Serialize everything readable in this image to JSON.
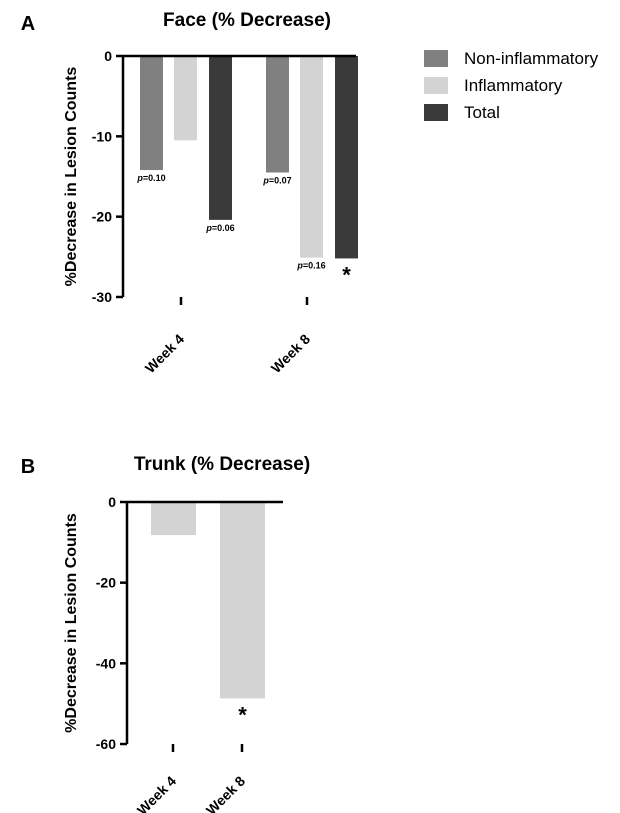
{
  "chart_data": [
    {
      "panel": "A",
      "type": "bar",
      "title": "Face (% Decrease)",
      "ylabel": "%Decrease in Lesion Counts",
      "xlabel": "",
      "ylim": [
        -30,
        0
      ],
      "yticks": [
        0,
        -10,
        -20,
        -30
      ],
      "categories": [
        "Week 4",
        "Week 8"
      ],
      "series": [
        {
          "name": "Non-inflammatory",
          "color": "#808080",
          "values": [
            -14.2,
            -14.5
          ]
        },
        {
          "name": "Inflammatory",
          "color": "#d3d3d3",
          "values": [
            -10.5,
            -25.1
          ]
        },
        {
          "name": "Total",
          "color": "#3a3a3a",
          "values": [
            -20.4,
            -25.2
          ]
        }
      ],
      "annotations": [
        {
          "category": 0,
          "series": 0,
          "p": "p",
          "text": "=0.10"
        },
        {
          "category": 0,
          "series": 2,
          "p": "p",
          "text": "=0.06"
        },
        {
          "category": 1,
          "series": 0,
          "p": "p",
          "text": "=0.07"
        },
        {
          "category": 1,
          "series": 1,
          "p": "p",
          "text": "=0.16"
        },
        {
          "category": 1,
          "series": 2,
          "star": "*"
        }
      ],
      "legend": "top-right",
      "grid": false
    },
    {
      "panel": "B",
      "type": "bar",
      "title": "Trunk (% Decrease)",
      "ylabel": "%Decrease in Lesion Counts",
      "xlabel": "",
      "ylim": [
        -60,
        0
      ],
      "yticks": [
        0,
        -20,
        -40,
        -60
      ],
      "categories": [
        "Week 4",
        "Week 8"
      ],
      "series": [
        {
          "name": "Inflammatory",
          "color": "#d3d3d3",
          "values": [
            -8.2,
            -48.7
          ]
        }
      ],
      "annotations": [
        {
          "category": 1,
          "series": 0,
          "star": "*"
        }
      ],
      "grid": false
    }
  ]
}
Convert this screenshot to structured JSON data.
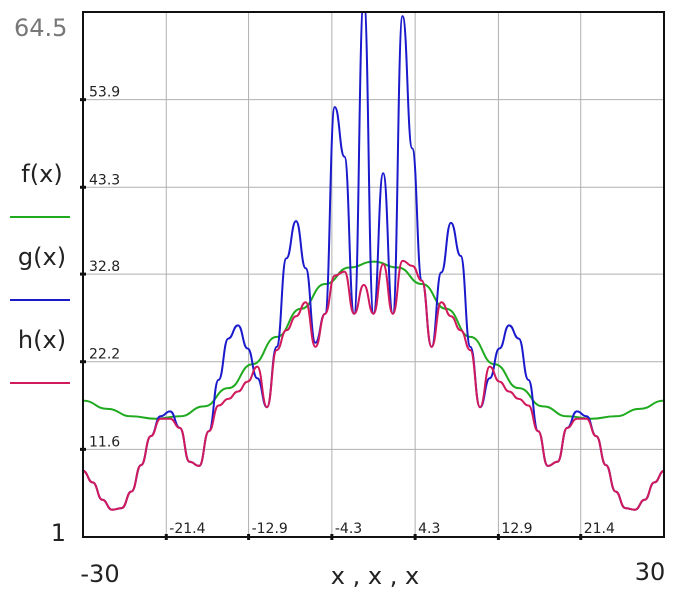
{
  "chart_data": {
    "type": "line",
    "xlabel": "x , x , x",
    "xlim": [
      -30,
      30
    ],
    "ylim": [
      1,
      64.5
    ],
    "x_min_label": "-30",
    "x_max_label": "30",
    "y_min_label": "1",
    "y_max_label": "64.5",
    "x_ticks": [
      -21.4,
      -12.9,
      -4.3,
      4.3,
      12.9,
      21.4
    ],
    "x_tick_labels": [
      "-21.4",
      "-12.9",
      "-4.3",
      "4.3",
      "12.9",
      "21.4"
    ],
    "y_ticks": [
      11.6,
      22.2,
      32.8,
      43.3,
      53.9
    ],
    "y_tick_labels": [
      "11.6",
      "22.2",
      "32.8",
      "43.3",
      "53.9"
    ],
    "grid": true,
    "legend_position": "left",
    "series": [
      {
        "name": "f(x)",
        "color": "#1faa1f",
        "x": [
          -30,
          -27.5,
          -25,
          -22.5,
          -20,
          -17.5,
          -15,
          -12.5,
          -10,
          -7.5,
          -5,
          -2.5,
          0,
          2.5,
          5,
          7.5,
          10,
          12.5,
          15,
          17.5,
          20,
          22.5,
          25,
          27.5,
          30
        ],
        "y": [
          17.5,
          16.5,
          15.6,
          15.3,
          15.6,
          16.8,
          19.0,
          21.9,
          25.2,
          28.6,
          31.6,
          33.6,
          34.3,
          33.6,
          31.6,
          28.6,
          25.2,
          21.9,
          19.0,
          16.8,
          15.6,
          15.3,
          15.6,
          16.5,
          17.5
        ]
      },
      {
        "name": "g(x)",
        "color": "#1a1acc",
        "x": [
          -30,
          -29,
          -28,
          -27,
          -26,
          -25,
          -24,
          -23,
          -22,
          -21,
          -20,
          -19,
          -18,
          -17,
          -16,
          -15,
          -14,
          -13,
          -12,
          -11,
          -10,
          -9,
          -8,
          -7,
          -6,
          -5,
          -4,
          -3,
          -2,
          -1,
          0,
          1,
          2,
          3,
          4,
          5,
          6,
          7,
          8,
          9,
          10,
          11,
          12,
          13,
          14,
          15,
          16,
          17,
          18,
          19,
          20,
          21,
          22,
          23,
          24,
          25,
          26,
          27,
          28,
          29,
          30
        ],
        "y": [
          9.0,
          7.6,
          5.5,
          4.3,
          4.5,
          6.5,
          9.7,
          13.2,
          15.6,
          16.2,
          14.2,
          10.1,
          9.6,
          13.8,
          20.0,
          25.0,
          26.6,
          23.8,
          20.2,
          16.7,
          24.0,
          34.7,
          39.2,
          33.5,
          24.5,
          28.0,
          53.0,
          47.0,
          28.0,
          66.0,
          28.0,
          45.0,
          28.0,
          64.0,
          48.0,
          32.0,
          24.0,
          33.0,
          39.0,
          35.0,
          24.0,
          16.7,
          20.2,
          23.8,
          26.6,
          25.0,
          20.0,
          13.8,
          9.6,
          10.1,
          14.2,
          16.2,
          15.6,
          13.2,
          9.7,
          6.5,
          4.5,
          4.3,
          5.5,
          7.6,
          9.0
        ]
      },
      {
        "name": "h(x)",
        "color": "#d11a5c",
        "x": [
          -30,
          -29,
          -28,
          -27,
          -26,
          -25,
          -24,
          -23,
          -22,
          -21,
          -20,
          -19,
          -18,
          -17,
          -16,
          -15,
          -14,
          -13,
          -12,
          -11,
          -10,
          -9,
          -8,
          -7,
          -6,
          -5,
          -4,
          -3,
          -2,
          -1,
          0,
          1,
          2,
          3,
          4,
          5,
          6,
          7,
          8,
          9,
          10,
          11,
          12,
          13,
          14,
          15,
          16,
          17,
          18,
          19,
          20,
          21,
          22,
          23,
          24,
          25,
          26,
          27,
          28,
          29,
          30
        ],
        "y": [
          9.0,
          7.6,
          5.5,
          4.3,
          4.5,
          6.5,
          9.7,
          13.2,
          15.3,
          15.3,
          14.2,
          10.1,
          9.6,
          13.8,
          16.9,
          17.7,
          18.6,
          19.8,
          21.6,
          16.7,
          23.6,
          26.0,
          27.7,
          29.4,
          24.0,
          28.0,
          32.6,
          33.1,
          28.0,
          31.5,
          28.0,
          34.0,
          28.0,
          34.4,
          33.8,
          32.0,
          24.0,
          29.4,
          27.7,
          26.0,
          23.6,
          16.7,
          21.6,
          19.8,
          18.6,
          17.7,
          16.9,
          13.8,
          9.6,
          10.1,
          14.2,
          15.3,
          15.3,
          13.2,
          9.7,
          6.5,
          4.5,
          4.3,
          5.5,
          7.6,
          9.0
        ]
      }
    ]
  }
}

..............................

*Goal*.
Omit all pictures while transcribing the entries verbatim.

*Solution to this task*.
Serialize everything readable in this image to JSON.
{
  "chart_data": [
    {
      "panel": "A",
      "type": "bar",
      "title": "Face (% Decrease)",
      "ylabel": "%Decrease in Lesion Counts",
      "xlabel": "",
      "ylim": [
        -30,
        0
      ],
      "yticks": [
        0,
        -10,
        -20,
        -30
      ],
      "categories": [
        "Week 4",
        "Week 8"
      ],
      "series": [
        {
          "name": "Non-inflammatory",
          "color": "#808080",
          "values": [
            -14.2,
            -14.5
          ]
        },
        {
          "name": "Inflammatory",
          "color": "#d3d3d3",
          "values": [
            -10.5,
            -25.1
          ]
        },
        {
          "name": "Total",
          "color": "#3a3a3a",
          "values": [
            -20.4,
            -25.2
          ]
        }
      ],
      "annotations": [
        {
          "category": 0,
          "series": 0,
          "p": "p",
          "text": "=0.10"
        },
        {
          "category": 0,
          "series": 2,
          "p": "p",
          "text": "=0.06"
        },
        {
          "category": 1,
          "series": 0,
          "p": "p",
          "text": "=0.07"
        },
        {
          "category": 1,
          "series": 1,
          "p": "p",
          "text": "=0.16"
        },
        {
          "category": 1,
          "series": 2,
          "star": "*"
        }
      ],
      "legend": "top-right",
      "grid": false
    },
    {
      "panel": "B",
      "type": "bar",
      "title": "Trunk (% Decrease)",
      "ylabel": "%Decrease in Lesion Counts",
      "xlabel": "",
      "ylim": [
        -60,
        0
      ],
      "yticks": [
        0,
        -20,
        -40,
        -60
      ],
      "categories": [
        "Week 4",
        "Week 8"
      ],
      "series": [
        {
          "name": "Inflammatory",
          "color": "#d3d3d3",
          "values": [
            -8.2,
            -48.7
          ]
        }
      ],
      "annotations": [
        {
          "category": 1,
          "series": 0,
          "star": "*"
        }
      ],
      "grid": false
    }
  ]
}
Convert this screenshot to structured JSON data.
{
  "chart_data": {
    "type": "line",
    "xlabel": "x , x , x",
    "xlim": [
      -30,
      30
    ],
    "ylim": [
      1,
      64.5
    ],
    "x_min_label": "-30",
    "x_max_label": "30",
    "y_min_label": "1",
    "y_max_label": "64.5",
    "x_ticks": [
      -21.4,
      -12.9,
      -4.3,
      4.3,
      12.9,
      21.4
    ],
    "x_tick_labels": [
      "-21.4",
      "-12.9",
      "-4.3",
      "4.3",
      "12.9",
      "21.4"
    ],
    "y_ticks": [
      11.6,
      22.2,
      32.8,
      43.3,
      53.9
    ],
    "y_tick_labels": [
      "11.6",
      "22.2",
      "32.8",
      "43.3",
      "53.9"
    ],
    "grid": true,
    "legend_position": "left",
    "series": [
      {
        "name": "f(x)",
        "color": "#1faa1f",
        "x": [
          -30,
          -27.5,
          -25,
          -22.5,
          -20,
          -17.5,
          -15,
          -12.5,
          -10,
          -7.5,
          -5,
          -2.5,
          0,
          2.5,
          5,
          7.5,
          10,
          12.5,
          15,
          17.5,
          20,
          22.5,
          25,
          27.5,
          30
        ],
        "y": [
          17.5,
          16.5,
          15.6,
          15.3,
          15.6,
          16.8,
          19.0,
          21.9,
          25.2,
          28.6,
          31.6,
          33.6,
          34.3,
          33.6,
          31.6,
          28.6,
          25.2,
          21.9,
          19.0,
          16.8,
          15.6,
          15.3,
          15.6,
          16.5,
          17.5
        ]
      },
      {
        "name": "g(x)",
        "color": "#1a1acc",
        "x": [
          -30,
          -29,
          -28,
          -27,
          -26,
          -25,
          -24,
          -23,
          -22,
          -21,
          -20,
          -19,
          -18,
          -17,
          -16,
          -15,
          -14,
          -13,
          -12,
          -11,
          -10,
          -9,
          -8,
          -7,
          -6,
          -5,
          -4,
          -3,
          -2,
          -1,
          0,
          1,
          2,
          3,
          4,
          5,
          6,
          7,
          8,
          9,
          10,
          11,
          12,
          13,
          14,
          15,
          16,
          17,
          18,
          19,
          20,
          21,
          22,
          23,
          24,
          25,
          26,
          27,
          28,
          29,
          30
        ],
        "y": [
          9.0,
          7.6,
          5.5,
          4.3,
          4.5,
          6.5,
          9.7,
          13.2,
          15.6,
          16.2,
          14.2,
          10.1,
          9.6,
          13.8,
          20.0,
          25.0,
          26.6,
          23.8,
          20.2,
          16.7,
          24.0,
          34.7,
          39.2,
          33.5,
          24.5,
          28.0,
          53.0,
          47.0,
          28.0,
          66.0,
          28.0,
          45.0,
          28.0,
          64.0,
          48.0,
          32.0,
          24.0,
          33.0,
          39.0,
          35.0,
          24.0,
          16.7,
          20.2,
          23.8,
          26.6,
          25.0,
          20.0,
          13.8,
          9.6,
          10.1,
          14.2,
          16.2,
          15.6,
          13.2,
          9.7,
          6.5,
          4.5,
          4.3,
          5.5,
          7.6,
          9.0
        ]
      },
      {
        "name": "h(x)",
        "color": "#d11a5c",
        "x": [
          -30,
          -29,
          -28,
          -27,
          -26,
          -25,
          -24,
          -23,
          -22,
          -21,
          -20,
          -19,
          -18,
          -17,
          -16,
          -15,
          -14,
          -13,
          -12,
          -11,
          -10,
          -9,
          -8,
          -7,
          -6,
          -5,
          -4,
          -3,
          -2,
          -1,
          0,
          1,
          2,
          3,
          4,
          5,
          6,
          7,
          8,
          9,
          10,
          11,
          12,
          13,
          14,
          15,
          16,
          17,
          18,
          19,
          20,
          21,
          22,
          23,
          24,
          25,
          26,
          27,
          28,
          29,
          30
        ],
        "y": [
          9.0,
          7.6,
          5.5,
          4.3,
          4.5,
          6.5,
          9.7,
          13.2,
          15.3,
          15.3,
          14.2,
          10.1,
          9.6,
          13.8,
          16.9,
          17.7,
          18.6,
          19.8,
          21.6,
          16.7,
          23.6,
          26.0,
          27.7,
          29.4,
          24.0,
          28.0,
          32.6,
          33.1,
          28.0,
          31.5,
          28.0,
          34.0,
          28.0,
          34.4,
          33.8,
          32.0,
          24.0,
          29.4,
          27.7,
          26.0,
          23.6,
          16.7,
          21.6,
          19.8,
          18.6,
          17.7,
          16.9,
          13.8,
          9.6,
          10.1,
          14.2,
          15.3,
          15.3,
          13.2,
          9.7,
          6.5,
          4.5,
          4.3,
          5.5,
          7.6,
          9.0
        ]
      }
    ]
  }
}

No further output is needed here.